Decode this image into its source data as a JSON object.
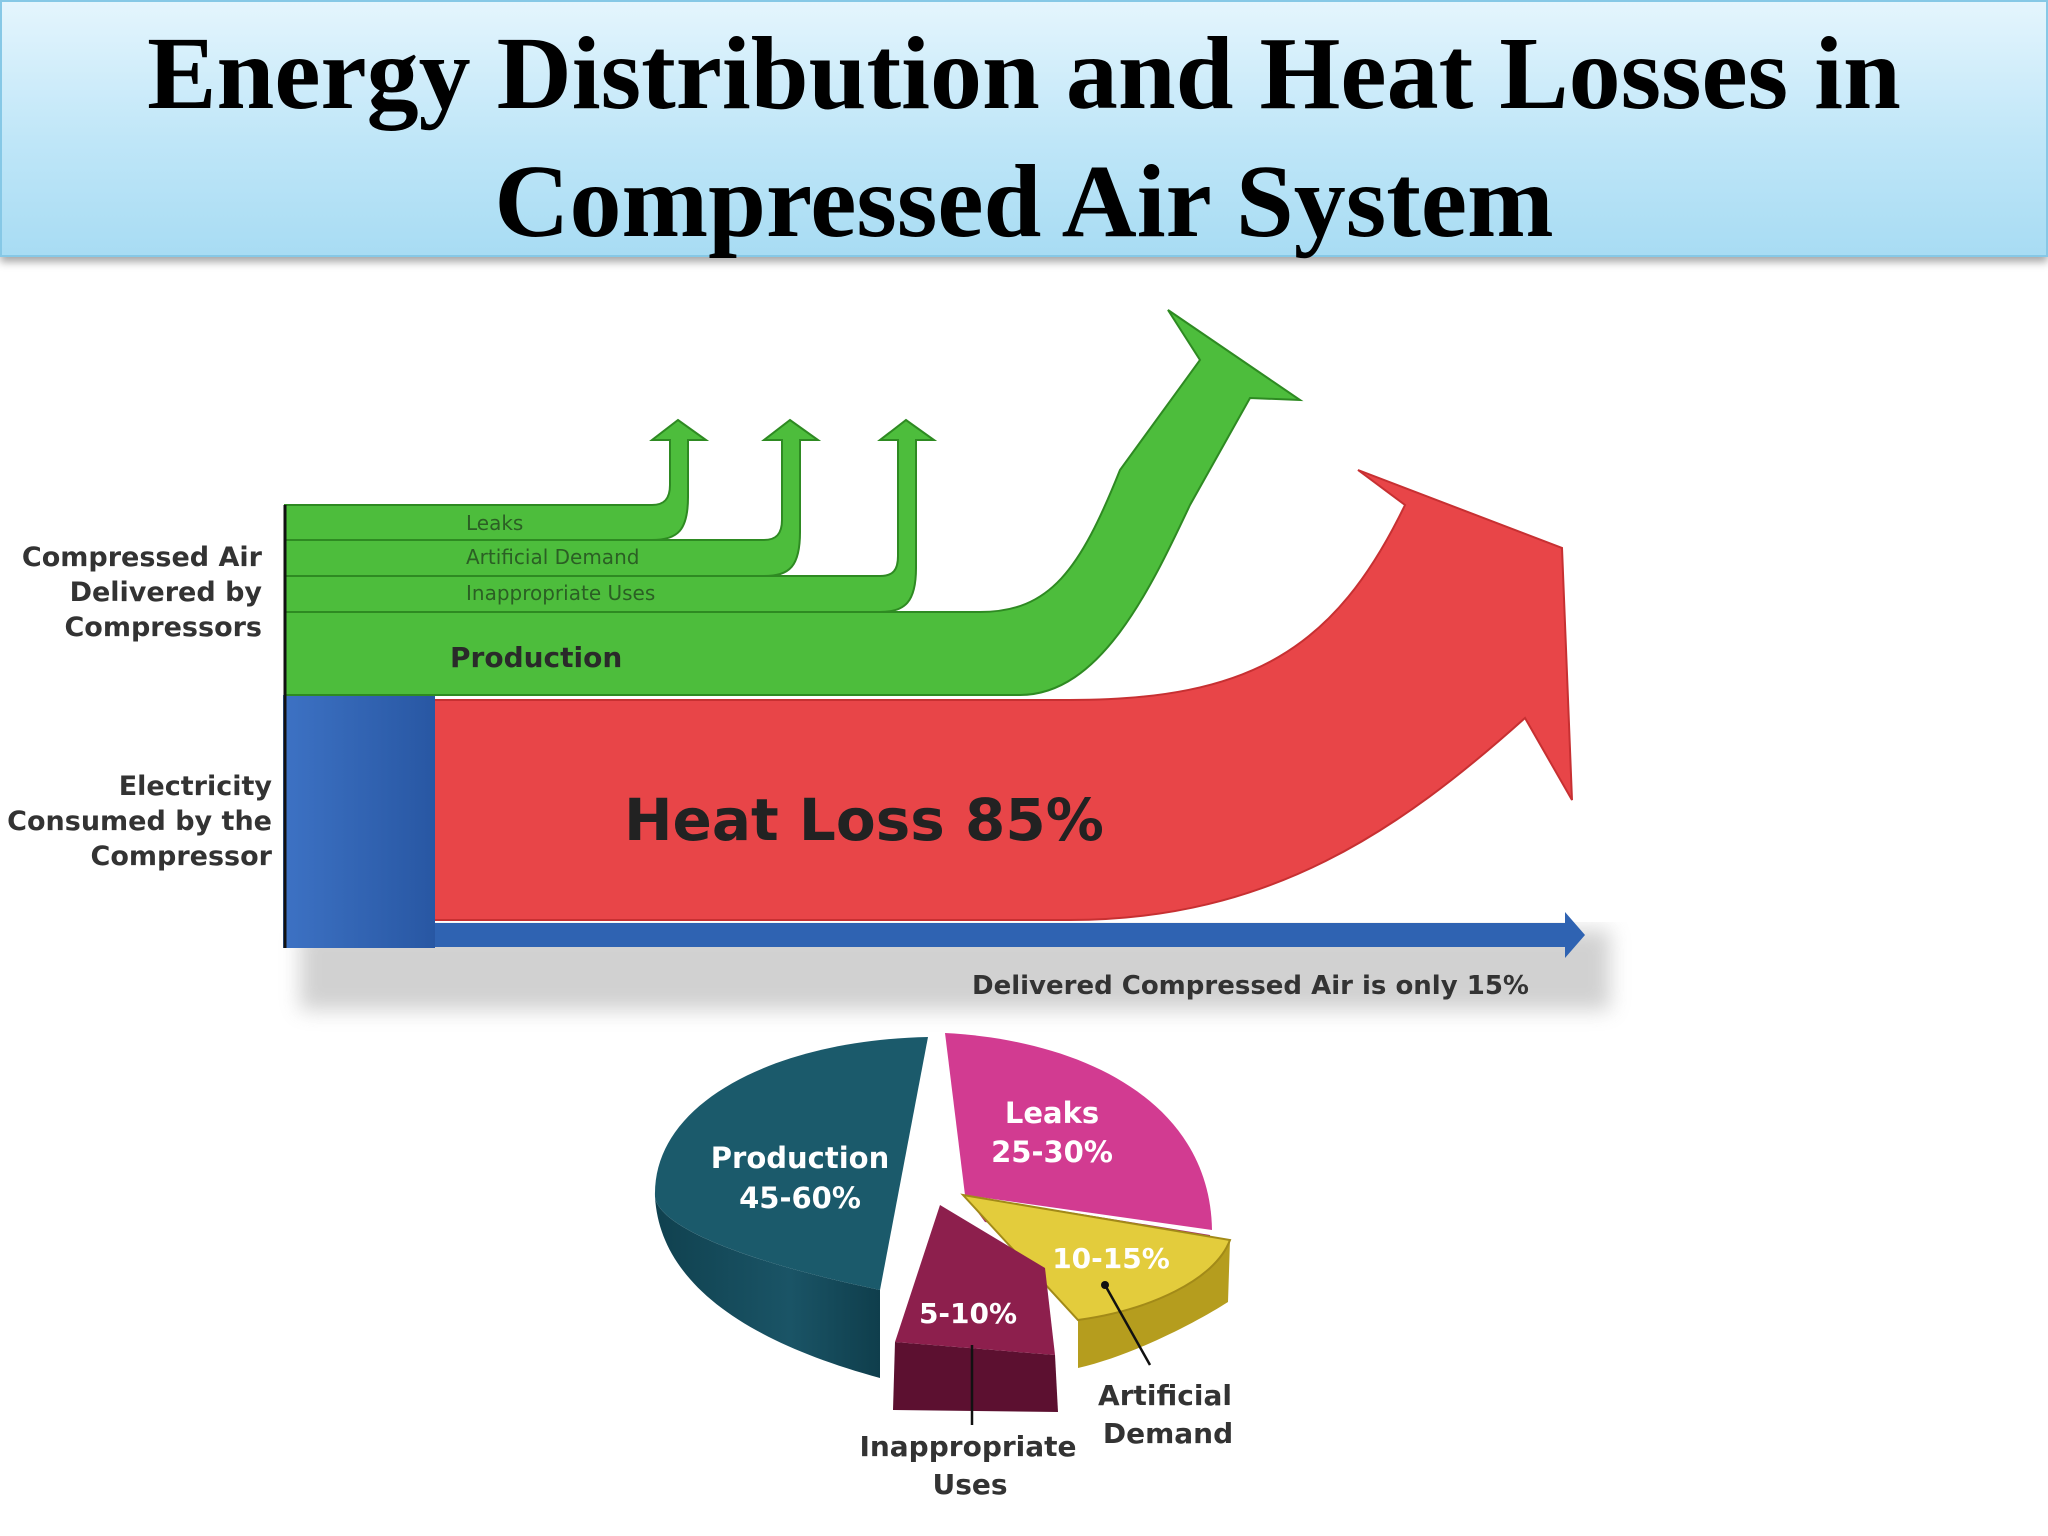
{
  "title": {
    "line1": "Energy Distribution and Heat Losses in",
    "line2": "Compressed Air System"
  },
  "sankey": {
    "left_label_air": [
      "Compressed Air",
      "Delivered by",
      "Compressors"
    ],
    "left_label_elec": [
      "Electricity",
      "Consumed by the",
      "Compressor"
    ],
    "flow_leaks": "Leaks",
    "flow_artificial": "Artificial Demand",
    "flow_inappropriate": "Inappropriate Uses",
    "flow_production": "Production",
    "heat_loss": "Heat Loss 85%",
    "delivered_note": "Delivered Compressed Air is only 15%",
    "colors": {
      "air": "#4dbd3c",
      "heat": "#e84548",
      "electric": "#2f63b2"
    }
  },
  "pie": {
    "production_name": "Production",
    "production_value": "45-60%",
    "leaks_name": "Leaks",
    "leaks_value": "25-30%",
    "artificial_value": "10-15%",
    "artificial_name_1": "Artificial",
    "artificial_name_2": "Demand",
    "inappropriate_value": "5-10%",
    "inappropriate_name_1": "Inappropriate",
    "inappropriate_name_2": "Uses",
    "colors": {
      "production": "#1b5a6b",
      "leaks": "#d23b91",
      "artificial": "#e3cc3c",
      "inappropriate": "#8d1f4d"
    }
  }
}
* * *
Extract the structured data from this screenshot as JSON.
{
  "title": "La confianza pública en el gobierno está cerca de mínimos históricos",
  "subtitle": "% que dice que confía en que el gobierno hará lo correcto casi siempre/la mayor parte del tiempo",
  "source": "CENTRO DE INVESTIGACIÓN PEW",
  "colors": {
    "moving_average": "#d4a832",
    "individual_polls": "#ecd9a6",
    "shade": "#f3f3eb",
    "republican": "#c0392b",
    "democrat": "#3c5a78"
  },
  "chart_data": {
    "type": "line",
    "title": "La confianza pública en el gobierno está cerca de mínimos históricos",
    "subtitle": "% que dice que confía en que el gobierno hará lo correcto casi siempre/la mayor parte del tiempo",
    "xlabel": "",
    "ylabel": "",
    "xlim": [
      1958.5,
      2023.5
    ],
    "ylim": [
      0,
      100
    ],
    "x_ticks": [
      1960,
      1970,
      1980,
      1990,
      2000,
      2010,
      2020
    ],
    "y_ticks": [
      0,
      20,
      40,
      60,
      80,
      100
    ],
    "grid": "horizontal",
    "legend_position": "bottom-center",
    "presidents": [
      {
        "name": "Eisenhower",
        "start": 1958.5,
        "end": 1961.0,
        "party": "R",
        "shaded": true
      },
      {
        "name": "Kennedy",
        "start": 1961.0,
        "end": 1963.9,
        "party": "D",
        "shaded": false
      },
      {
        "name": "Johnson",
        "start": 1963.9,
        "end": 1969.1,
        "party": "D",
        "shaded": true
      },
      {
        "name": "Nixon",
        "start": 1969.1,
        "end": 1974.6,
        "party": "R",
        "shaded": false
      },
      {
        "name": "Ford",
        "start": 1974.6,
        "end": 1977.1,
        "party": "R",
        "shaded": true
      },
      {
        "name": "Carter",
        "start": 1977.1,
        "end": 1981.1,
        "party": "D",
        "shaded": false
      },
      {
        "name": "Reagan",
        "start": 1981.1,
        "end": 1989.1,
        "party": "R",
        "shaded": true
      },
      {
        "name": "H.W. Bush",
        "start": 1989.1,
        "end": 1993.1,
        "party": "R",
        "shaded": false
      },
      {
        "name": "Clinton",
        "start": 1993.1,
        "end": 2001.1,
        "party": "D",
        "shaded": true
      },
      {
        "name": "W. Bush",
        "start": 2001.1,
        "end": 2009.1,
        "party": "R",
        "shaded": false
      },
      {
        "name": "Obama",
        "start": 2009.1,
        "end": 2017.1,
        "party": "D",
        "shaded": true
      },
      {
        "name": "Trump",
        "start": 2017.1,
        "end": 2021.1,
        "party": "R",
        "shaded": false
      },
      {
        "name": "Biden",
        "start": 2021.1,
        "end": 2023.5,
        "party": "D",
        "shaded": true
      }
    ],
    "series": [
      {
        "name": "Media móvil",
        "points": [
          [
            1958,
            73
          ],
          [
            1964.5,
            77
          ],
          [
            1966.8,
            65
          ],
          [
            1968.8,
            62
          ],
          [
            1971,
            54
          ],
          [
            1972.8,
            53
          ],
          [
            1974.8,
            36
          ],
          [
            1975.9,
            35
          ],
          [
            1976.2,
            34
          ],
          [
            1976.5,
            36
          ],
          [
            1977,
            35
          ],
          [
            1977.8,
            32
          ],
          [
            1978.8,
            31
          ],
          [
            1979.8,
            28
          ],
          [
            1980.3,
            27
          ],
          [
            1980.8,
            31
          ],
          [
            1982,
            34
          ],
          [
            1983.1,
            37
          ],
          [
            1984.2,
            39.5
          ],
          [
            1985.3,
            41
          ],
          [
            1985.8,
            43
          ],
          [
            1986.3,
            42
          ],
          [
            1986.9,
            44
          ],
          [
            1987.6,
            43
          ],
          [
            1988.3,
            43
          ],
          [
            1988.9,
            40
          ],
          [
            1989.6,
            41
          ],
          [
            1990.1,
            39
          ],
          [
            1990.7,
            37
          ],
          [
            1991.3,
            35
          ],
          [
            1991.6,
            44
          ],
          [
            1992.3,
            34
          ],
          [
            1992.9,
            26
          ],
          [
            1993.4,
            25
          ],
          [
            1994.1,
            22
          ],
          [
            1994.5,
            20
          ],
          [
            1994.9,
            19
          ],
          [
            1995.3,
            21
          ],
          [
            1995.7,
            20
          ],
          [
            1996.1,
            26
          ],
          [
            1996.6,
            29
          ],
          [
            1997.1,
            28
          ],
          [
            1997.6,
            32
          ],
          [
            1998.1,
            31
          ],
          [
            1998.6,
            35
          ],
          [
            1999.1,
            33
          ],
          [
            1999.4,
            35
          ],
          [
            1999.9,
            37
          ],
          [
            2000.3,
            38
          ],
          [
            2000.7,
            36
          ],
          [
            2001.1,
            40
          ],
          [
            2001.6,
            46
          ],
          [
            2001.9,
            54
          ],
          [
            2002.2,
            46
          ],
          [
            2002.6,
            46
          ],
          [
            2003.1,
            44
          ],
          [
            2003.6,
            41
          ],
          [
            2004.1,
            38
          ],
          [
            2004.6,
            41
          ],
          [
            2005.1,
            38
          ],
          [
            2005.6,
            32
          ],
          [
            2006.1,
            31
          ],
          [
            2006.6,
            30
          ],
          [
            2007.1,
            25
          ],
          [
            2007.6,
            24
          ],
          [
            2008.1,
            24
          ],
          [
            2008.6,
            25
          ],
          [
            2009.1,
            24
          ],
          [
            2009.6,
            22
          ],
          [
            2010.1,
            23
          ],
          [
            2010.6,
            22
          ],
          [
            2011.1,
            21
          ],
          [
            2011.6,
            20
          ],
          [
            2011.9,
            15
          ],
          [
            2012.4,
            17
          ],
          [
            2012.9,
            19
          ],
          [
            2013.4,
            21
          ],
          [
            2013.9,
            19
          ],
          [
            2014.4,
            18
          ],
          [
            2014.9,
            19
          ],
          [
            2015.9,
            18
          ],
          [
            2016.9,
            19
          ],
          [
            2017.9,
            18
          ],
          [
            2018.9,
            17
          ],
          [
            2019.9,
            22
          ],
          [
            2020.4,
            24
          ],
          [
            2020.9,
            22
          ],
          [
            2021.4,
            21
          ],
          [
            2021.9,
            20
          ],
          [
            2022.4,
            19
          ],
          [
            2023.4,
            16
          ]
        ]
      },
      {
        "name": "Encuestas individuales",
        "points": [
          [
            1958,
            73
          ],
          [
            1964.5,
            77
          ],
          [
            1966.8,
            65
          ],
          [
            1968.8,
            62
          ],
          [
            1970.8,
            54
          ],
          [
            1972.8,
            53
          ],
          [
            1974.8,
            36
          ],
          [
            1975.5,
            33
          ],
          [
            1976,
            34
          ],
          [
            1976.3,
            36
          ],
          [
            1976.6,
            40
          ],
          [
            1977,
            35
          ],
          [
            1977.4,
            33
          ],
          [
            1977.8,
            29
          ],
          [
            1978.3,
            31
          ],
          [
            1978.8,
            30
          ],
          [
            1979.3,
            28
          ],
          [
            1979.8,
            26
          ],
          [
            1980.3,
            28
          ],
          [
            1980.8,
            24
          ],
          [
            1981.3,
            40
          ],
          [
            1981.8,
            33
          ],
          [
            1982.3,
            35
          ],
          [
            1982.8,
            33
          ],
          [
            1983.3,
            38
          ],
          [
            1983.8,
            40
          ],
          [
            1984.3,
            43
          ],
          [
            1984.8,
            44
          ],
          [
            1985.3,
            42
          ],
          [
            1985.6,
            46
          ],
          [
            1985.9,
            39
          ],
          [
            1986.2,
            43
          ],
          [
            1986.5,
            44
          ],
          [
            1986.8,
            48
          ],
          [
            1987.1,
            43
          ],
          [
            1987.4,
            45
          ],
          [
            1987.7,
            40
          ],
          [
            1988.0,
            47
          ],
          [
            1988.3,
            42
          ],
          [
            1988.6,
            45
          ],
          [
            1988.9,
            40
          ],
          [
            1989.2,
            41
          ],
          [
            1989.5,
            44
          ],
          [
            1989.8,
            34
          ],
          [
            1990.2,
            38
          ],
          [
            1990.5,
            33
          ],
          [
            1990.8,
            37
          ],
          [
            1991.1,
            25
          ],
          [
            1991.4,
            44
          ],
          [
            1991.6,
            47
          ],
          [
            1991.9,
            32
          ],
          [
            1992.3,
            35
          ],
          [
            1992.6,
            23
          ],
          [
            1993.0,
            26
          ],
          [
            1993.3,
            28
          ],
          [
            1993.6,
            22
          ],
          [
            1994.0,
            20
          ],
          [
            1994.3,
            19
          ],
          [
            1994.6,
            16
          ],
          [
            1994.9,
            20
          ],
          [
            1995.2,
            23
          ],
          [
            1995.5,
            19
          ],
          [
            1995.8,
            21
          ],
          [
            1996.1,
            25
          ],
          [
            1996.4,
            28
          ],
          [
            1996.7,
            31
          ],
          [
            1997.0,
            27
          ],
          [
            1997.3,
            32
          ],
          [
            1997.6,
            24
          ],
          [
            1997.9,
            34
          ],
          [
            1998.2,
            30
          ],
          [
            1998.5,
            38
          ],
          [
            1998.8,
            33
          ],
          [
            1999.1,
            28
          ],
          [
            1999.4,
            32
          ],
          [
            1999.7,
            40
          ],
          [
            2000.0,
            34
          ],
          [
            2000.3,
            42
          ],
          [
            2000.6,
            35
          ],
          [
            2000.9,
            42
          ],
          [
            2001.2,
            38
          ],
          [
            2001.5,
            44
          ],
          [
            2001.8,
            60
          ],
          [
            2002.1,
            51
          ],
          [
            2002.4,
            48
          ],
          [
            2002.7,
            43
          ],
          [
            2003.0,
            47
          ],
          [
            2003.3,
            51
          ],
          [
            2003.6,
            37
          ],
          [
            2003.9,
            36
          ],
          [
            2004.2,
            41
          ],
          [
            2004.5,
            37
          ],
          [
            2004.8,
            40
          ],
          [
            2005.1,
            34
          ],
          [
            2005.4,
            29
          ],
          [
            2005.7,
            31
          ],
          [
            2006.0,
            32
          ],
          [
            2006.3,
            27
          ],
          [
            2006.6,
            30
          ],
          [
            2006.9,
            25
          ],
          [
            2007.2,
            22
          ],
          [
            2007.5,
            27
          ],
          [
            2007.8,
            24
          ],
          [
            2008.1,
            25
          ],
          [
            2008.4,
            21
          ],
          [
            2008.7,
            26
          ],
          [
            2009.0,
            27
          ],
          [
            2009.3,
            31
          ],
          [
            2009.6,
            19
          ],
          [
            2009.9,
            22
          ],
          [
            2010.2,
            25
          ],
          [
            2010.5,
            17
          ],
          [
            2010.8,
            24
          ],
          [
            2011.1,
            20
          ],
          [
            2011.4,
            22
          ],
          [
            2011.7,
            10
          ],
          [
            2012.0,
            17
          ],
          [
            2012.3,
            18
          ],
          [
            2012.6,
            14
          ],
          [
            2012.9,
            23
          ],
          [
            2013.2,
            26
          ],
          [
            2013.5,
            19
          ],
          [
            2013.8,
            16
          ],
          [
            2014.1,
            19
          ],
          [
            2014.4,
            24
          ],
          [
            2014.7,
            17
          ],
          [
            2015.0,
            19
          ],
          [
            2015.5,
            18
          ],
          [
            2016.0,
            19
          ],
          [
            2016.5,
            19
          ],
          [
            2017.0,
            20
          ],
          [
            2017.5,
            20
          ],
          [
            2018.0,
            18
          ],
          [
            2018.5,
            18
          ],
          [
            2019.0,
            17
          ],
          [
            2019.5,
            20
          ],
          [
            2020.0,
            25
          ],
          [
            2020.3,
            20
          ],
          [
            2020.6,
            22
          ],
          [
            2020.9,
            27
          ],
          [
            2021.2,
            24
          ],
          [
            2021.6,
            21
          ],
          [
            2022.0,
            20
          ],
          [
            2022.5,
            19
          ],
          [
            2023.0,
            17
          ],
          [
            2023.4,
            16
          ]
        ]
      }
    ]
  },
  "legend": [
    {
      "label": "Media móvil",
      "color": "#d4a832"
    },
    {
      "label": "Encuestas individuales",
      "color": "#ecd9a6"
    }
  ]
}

## DO THIS
Tell how many lines above contain the word "tiempo". Give the number alone.

## CORRECT RESULT
2